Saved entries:
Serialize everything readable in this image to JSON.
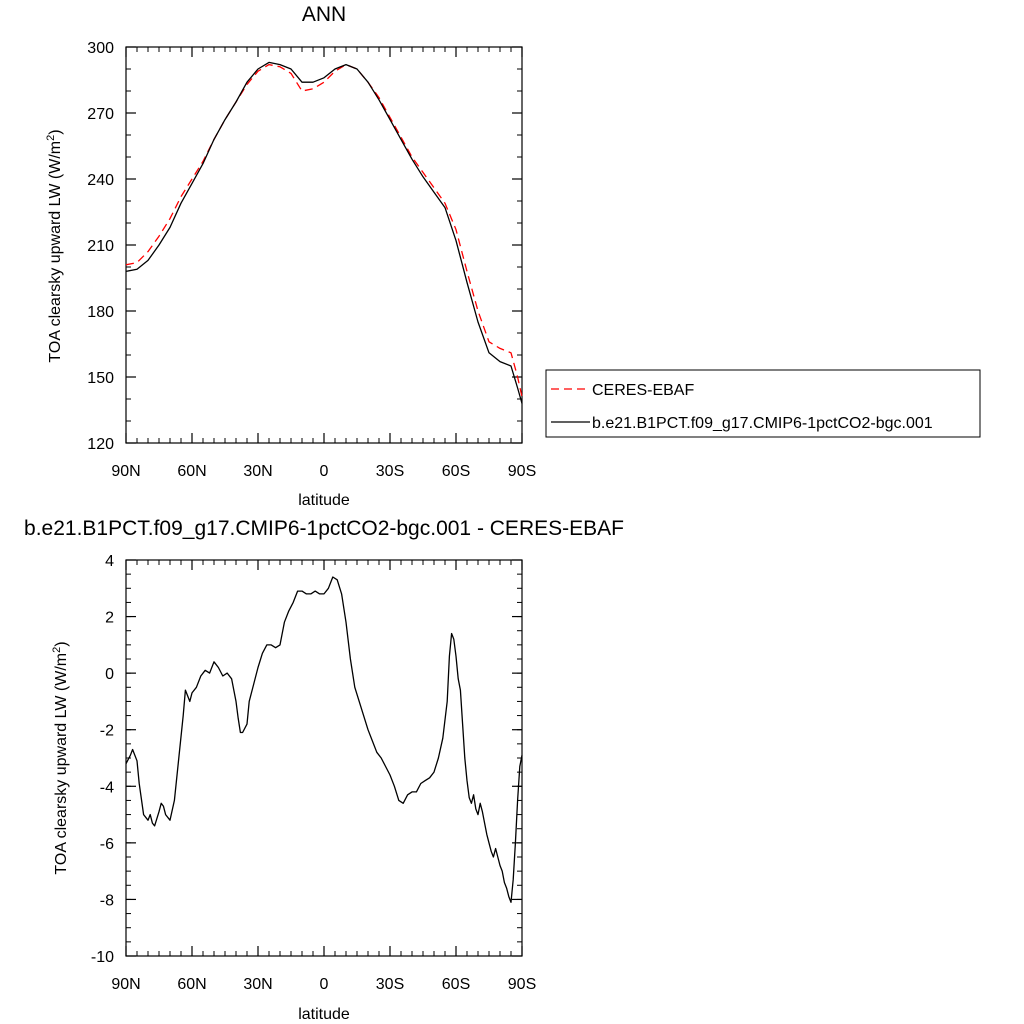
{
  "chart_data": [
    {
      "type": "line",
      "title": "ANN",
      "xlabel": "latitude",
      "ylabel": "TOA clearsky upward LW (W/m",
      "ylabel_sup": "2",
      "ylabel_tail": ")",
      "xlim": [
        90,
        -90
      ],
      "ylim": [
        120,
        300
      ],
      "xticks": [
        90,
        60,
        30,
        0,
        -30,
        -60,
        -90
      ],
      "xtick_labels": [
        "90N",
        "60N",
        "30N",
        "0",
        "30S",
        "60S",
        "90S"
      ],
      "yticks": [
        120,
        150,
        180,
        210,
        240,
        270,
        300
      ],
      "yminor_step": 10,
      "legend_position": "right",
      "series": [
        {
          "name": "CERES-EBAF",
          "color": "#ff0000",
          "dash": "dashed",
          "x": [
            90,
            85,
            80,
            75,
            70,
            65,
            60,
            55,
            50,
            45,
            40,
            35,
            30,
            25,
            20,
            15,
            10,
            5,
            0,
            -5,
            -10,
            -15,
            -20,
            -25,
            -30,
            -35,
            -40,
            -45,
            -50,
            -55,
            -60,
            -65,
            -70,
            -75,
            -80,
            -85,
            -88,
            -90
          ],
          "y": [
            201,
            202,
            207,
            214,
            222,
            232,
            240,
            248,
            258,
            267,
            275,
            283,
            289,
            292,
            291,
            288,
            280,
            281,
            284,
            289,
            292,
            290,
            284,
            277,
            268,
            259,
            250,
            243,
            236,
            229,
            217,
            198,
            180,
            166,
            163,
            161,
            150,
            141
          ]
        },
        {
          "name": "b.e21.B1PCT.f09_g17.CMIP6-1pctCO2-bgc.001",
          "color": "#000000",
          "dash": "solid",
          "x": [
            90,
            85,
            80,
            75,
            70,
            65,
            60,
            55,
            50,
            45,
            40,
            35,
            30,
            25,
            20,
            15,
            10,
            5,
            0,
            -5,
            -10,
            -15,
            -20,
            -25,
            -30,
            -35,
            -40,
            -45,
            -50,
            -55,
            -60,
            -65,
            -70,
            -75,
            -80,
            -85,
            -88,
            -90
          ],
          "y": [
            198,
            199,
            203,
            210,
            218,
            229,
            238,
            247,
            258,
            267,
            275,
            284,
            290,
            293,
            292,
            290,
            284,
            284,
            286,
            290,
            292,
            290,
            284,
            276,
            267,
            258,
            249,
            241,
            234,
            227,
            212,
            193,
            175,
            161,
            157,
            155,
            145,
            138
          ]
        }
      ]
    },
    {
      "type": "line",
      "title": "b.e21.B1PCT.f09_g17.CMIP6-1pctCO2-bgc.001 - CERES-EBAF",
      "xlabel": "latitude",
      "ylabel": "TOA clearsky upward LW (W/m",
      "ylabel_sup": "2",
      "ylabel_tail": ")",
      "xlim": [
        90,
        -90
      ],
      "ylim": [
        -10,
        4
      ],
      "xticks": [
        90,
        60,
        30,
        0,
        -30,
        -60,
        -90
      ],
      "xtick_labels": [
        "90N",
        "60N",
        "30N",
        "0",
        "30S",
        "60S",
        "90S"
      ],
      "yticks": [
        -10,
        -8,
        -6,
        -4,
        -2,
        0,
        2,
        4
      ],
      "yminor_step": 0.5,
      "series": [
        {
          "color": "#000000",
          "dash": "solid",
          "x": [
            90,
            88,
            87,
            85,
            84,
            82,
            80,
            79,
            78,
            77,
            75,
            74,
            73,
            72,
            70,
            68,
            66,
            64,
            63,
            61,
            60,
            58,
            56,
            54,
            52,
            50,
            48,
            46,
            44,
            42,
            40,
            39,
            38,
            37,
            35,
            34,
            32,
            30,
            28,
            26,
            24,
            22,
            20,
            18,
            16,
            14,
            12,
            10,
            8,
            6,
            4,
            2,
            0,
            -2,
            -4,
            -6,
            -8,
            -10,
            -12,
            -14,
            -16,
            -18,
            -20,
            -22,
            -24,
            -26,
            -28,
            -30,
            -32,
            -34,
            -36,
            -38,
            -40,
            -42,
            -44,
            -46,
            -48,
            -50,
            -52,
            -54,
            -56,
            -57,
            -58,
            -59,
            -60,
            -61,
            -62,
            -63,
            -64,
            -65,
            -66,
            -67,
            -68,
            -69,
            -70,
            -71,
            -72,
            -73,
            -74,
            -75,
            -76,
            -77,
            -78,
            -79,
            -80,
            -81,
            -82,
            -83,
            -84,
            -85,
            -86,
            -87,
            -88,
            -89,
            -90
          ],
          "y": [
            -3.2,
            -2.9,
            -2.7,
            -3.1,
            -3.9,
            -5.0,
            -5.2,
            -5.0,
            -5.3,
            -5.4,
            -4.9,
            -4.6,
            -4.7,
            -5.0,
            -5.2,
            -4.5,
            -3.0,
            -1.5,
            -0.6,
            -1.0,
            -0.7,
            -0.5,
            -0.1,
            0.1,
            0.0,
            0.4,
            0.2,
            -0.1,
            0.0,
            -0.2,
            -1.0,
            -1.6,
            -2.1,
            -2.1,
            -1.8,
            -1.0,
            -0.4,
            0.2,
            0.7,
            1.0,
            1.0,
            0.9,
            1.0,
            1.8,
            2.2,
            2.5,
            2.9,
            2.9,
            2.8,
            2.8,
            2.9,
            2.8,
            2.8,
            3.0,
            3.4,
            3.3,
            2.8,
            1.8,
            0.5,
            -0.5,
            -1.0,
            -1.5,
            -2.0,
            -2.4,
            -2.8,
            -3.0,
            -3.3,
            -3.6,
            -4.0,
            -4.5,
            -4.6,
            -4.3,
            -4.2,
            -4.2,
            -3.9,
            -3.8,
            -3.7,
            -3.5,
            -3.0,
            -2.3,
            -1.0,
            0.6,
            1.4,
            1.2,
            0.6,
            -0.2,
            -0.6,
            -1.8,
            -3.0,
            -3.8,
            -4.4,
            -4.6,
            -4.3,
            -4.8,
            -5.0,
            -4.6,
            -4.9,
            -5.3,
            -5.7,
            -6.0,
            -6.3,
            -6.5,
            -6.2,
            -6.5,
            -6.8,
            -7.0,
            -7.4,
            -7.6,
            -7.9,
            -8.1,
            -7.3,
            -6.0,
            -4.5,
            -3.3,
            -2.9
          ]
        }
      ]
    }
  ]
}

- **PROBLEM DESCRIPTION**
Apart from the pictures, the entries above are to be repeated in full and exactly.

- **WRITTEN ANSWER**
Serialize everything readable in this image to JSON.
{
  "chart_data": [
    {
      "type": "line",
      "title": "ANN",
      "xlabel": "latitude",
      "ylabel": "TOA clearsky upward LW (W/m",
      "ylabel_sup": "2",
      "ylabel_tail": ")",
      "xlim": [
        90,
        -90
      ],
      "ylim": [
        120,
        300
      ],
      "xticks": [
        90,
        60,
        30,
        0,
        -30,
        -60,
        -90
      ],
      "xtick_labels": [
        "90N",
        "60N",
        "30N",
        "0",
        "30S",
        "60S",
        "90S"
      ],
      "yticks": [
        120,
        150,
        180,
        210,
        240,
        270,
        300
      ],
      "yminor_step": 10,
      "legend_position": "right",
      "series": [
        {
          "name": "CERES-EBAF",
          "color": "#ff0000",
          "dash": "dashed",
          "x": [
            90,
            85,
            80,
            75,
            70,
            65,
            60,
            55,
            50,
            45,
            40,
            35,
            30,
            25,
            20,
            15,
            10,
            5,
            0,
            -5,
            -10,
            -15,
            -20,
            -25,
            -30,
            -35,
            -40,
            -45,
            -50,
            -55,
            -60,
            -65,
            -70,
            -75,
            -80,
            -85,
            -88,
            -90
          ],
          "y": [
            201,
            202,
            207,
            214,
            222,
            232,
            240,
            248,
            258,
            267,
            275,
            283,
            289,
            292,
            291,
            288,
            280,
            281,
            284,
            289,
            292,
            290,
            284,
            277,
            268,
            259,
            250,
            243,
            236,
            229,
            217,
            198,
            180,
            166,
            163,
            161,
            150,
            141
          ]
        },
        {
          "name": "b.e21.B1PCT.f09_g17.CMIP6-1pctCO2-bgc.001",
          "color": "#000000",
          "dash": "solid",
          "x": [
            90,
            85,
            80,
            75,
            70,
            65,
            60,
            55,
            50,
            45,
            40,
            35,
            30,
            25,
            20,
            15,
            10,
            5,
            0,
            -5,
            -10,
            -15,
            -20,
            -25,
            -30,
            -35,
            -40,
            -45,
            -50,
            -55,
            -60,
            -65,
            -70,
            -75,
            -80,
            -85,
            -88,
            -90
          ],
          "y": [
            198,
            199,
            203,
            210,
            218,
            229,
            238,
            247,
            258,
            267,
            275,
            284,
            290,
            293,
            292,
            290,
            284,
            284,
            286,
            290,
            292,
            290,
            284,
            276,
            267,
            258,
            249,
            241,
            234,
            227,
            212,
            193,
            175,
            161,
            157,
            155,
            145,
            138
          ]
        }
      ]
    },
    {
      "type": "line",
      "title": "b.e21.B1PCT.f09_g17.CMIP6-1pctCO2-bgc.001 - CERES-EBAF",
      "xlabel": "latitude",
      "ylabel": "TOA clearsky upward LW (W/m",
      "ylabel_sup": "2",
      "ylabel_tail": ")",
      "xlim": [
        90,
        -90
      ],
      "ylim": [
        -10,
        4
      ],
      "xticks": [
        90,
        60,
        30,
        0,
        -30,
        -60,
        -90
      ],
      "xtick_labels": [
        "90N",
        "60N",
        "30N",
        "0",
        "30S",
        "60S",
        "90S"
      ],
      "yticks": [
        -10,
        -8,
        -6,
        -4,
        -2,
        0,
        2,
        4
      ],
      "yminor_step": 0.5,
      "series": [
        {
          "color": "#000000",
          "dash": "solid",
          "x": [
            90,
            88,
            87,
            85,
            84,
            82,
            80,
            79,
            78,
            77,
            75,
            74,
            73,
            72,
            70,
            68,
            66,
            64,
            63,
            61,
            60,
            58,
            56,
            54,
            52,
            50,
            48,
            46,
            44,
            42,
            40,
            39,
            38,
            37,
            35,
            34,
            32,
            30,
            28,
            26,
            24,
            22,
            20,
            18,
            16,
            14,
            12,
            10,
            8,
            6,
            4,
            2,
            0,
            -2,
            -4,
            -6,
            -8,
            -10,
            -12,
            -14,
            -16,
            -18,
            -20,
            -22,
            -24,
            -26,
            -28,
            -30,
            -32,
            -34,
            -36,
            -38,
            -40,
            -42,
            -44,
            -46,
            -48,
            -50,
            -52,
            -54,
            -56,
            -57,
            -58,
            -59,
            -60,
            -61,
            -62,
            -63,
            -64,
            -65,
            -66,
            -67,
            -68,
            -69,
            -70,
            -71,
            -72,
            -73,
            -74,
            -75,
            -76,
            -77,
            -78,
            -79,
            -80,
            -81,
            -82,
            -83,
            -84,
            -85,
            -86,
            -87,
            -88,
            -89,
            -90
          ],
          "y": [
            -3.2,
            -2.9,
            -2.7,
            -3.1,
            -3.9,
            -5.0,
            -5.2,
            -5.0,
            -5.3,
            -5.4,
            -4.9,
            -4.6,
            -4.7,
            -5.0,
            -5.2,
            -4.5,
            -3.0,
            -1.5,
            -0.6,
            -1.0,
            -0.7,
            -0.5,
            -0.1,
            0.1,
            0.0,
            0.4,
            0.2,
            -0.1,
            0.0,
            -0.2,
            -1.0,
            -1.6,
            -2.1,
            -2.1,
            -1.8,
            -1.0,
            -0.4,
            0.2,
            0.7,
            1.0,
            1.0,
            0.9,
            1.0,
            1.8,
            2.2,
            2.5,
            2.9,
            2.9,
            2.8,
            2.8,
            2.9,
            2.8,
            2.8,
            3.0,
            3.4,
            3.3,
            2.8,
            1.8,
            0.5,
            -0.5,
            -1.0,
            -1.5,
            -2.0,
            -2.4,
            -2.8,
            -3.0,
            -3.3,
            -3.6,
            -4.0,
            -4.5,
            -4.6,
            -4.3,
            -4.2,
            -4.2,
            -3.9,
            -3.8,
            -3.7,
            -3.5,
            -3.0,
            -2.3,
            -1.0,
            0.6,
            1.4,
            1.2,
            0.6,
            -0.2,
            -0.6,
            -1.8,
            -3.0,
            -3.8,
            -4.4,
            -4.6,
            -4.3,
            -4.8,
            -5.0,
            -4.6,
            -4.9,
            -5.3,
            -5.7,
            -6.0,
            -6.3,
            -6.5,
            -6.2,
            -6.5,
            -6.8,
            -7.0,
            -7.4,
            -7.6,
            -7.9,
            -8.1,
            -7.3,
            -6.0,
            -4.5,
            -3.3,
            -2.9
          ]
        }
      ]
    }
  ]
}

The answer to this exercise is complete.